↓

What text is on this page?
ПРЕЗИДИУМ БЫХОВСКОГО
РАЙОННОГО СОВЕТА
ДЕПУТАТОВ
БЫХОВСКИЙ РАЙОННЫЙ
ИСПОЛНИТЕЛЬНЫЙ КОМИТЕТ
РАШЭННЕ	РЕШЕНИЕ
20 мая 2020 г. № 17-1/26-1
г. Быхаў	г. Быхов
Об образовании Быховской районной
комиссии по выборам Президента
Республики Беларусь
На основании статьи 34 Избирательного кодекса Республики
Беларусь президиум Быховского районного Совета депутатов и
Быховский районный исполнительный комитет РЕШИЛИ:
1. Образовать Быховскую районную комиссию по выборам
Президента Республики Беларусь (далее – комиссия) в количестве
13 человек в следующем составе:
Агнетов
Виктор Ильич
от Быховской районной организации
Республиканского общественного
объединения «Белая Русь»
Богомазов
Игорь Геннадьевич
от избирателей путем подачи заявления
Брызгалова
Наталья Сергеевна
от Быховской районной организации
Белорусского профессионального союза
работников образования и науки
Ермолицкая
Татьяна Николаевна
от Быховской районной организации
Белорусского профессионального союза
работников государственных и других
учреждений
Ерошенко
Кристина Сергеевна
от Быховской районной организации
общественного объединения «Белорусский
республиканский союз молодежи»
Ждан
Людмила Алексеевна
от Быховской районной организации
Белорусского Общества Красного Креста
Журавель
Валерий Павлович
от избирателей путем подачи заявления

↑

_REQUEST_
List every line in the records above that contains the word "Президента".

_ANSWER_
комиссии по выборам Президента
Президента Республики Беларусь (далее – комиссия) в количестве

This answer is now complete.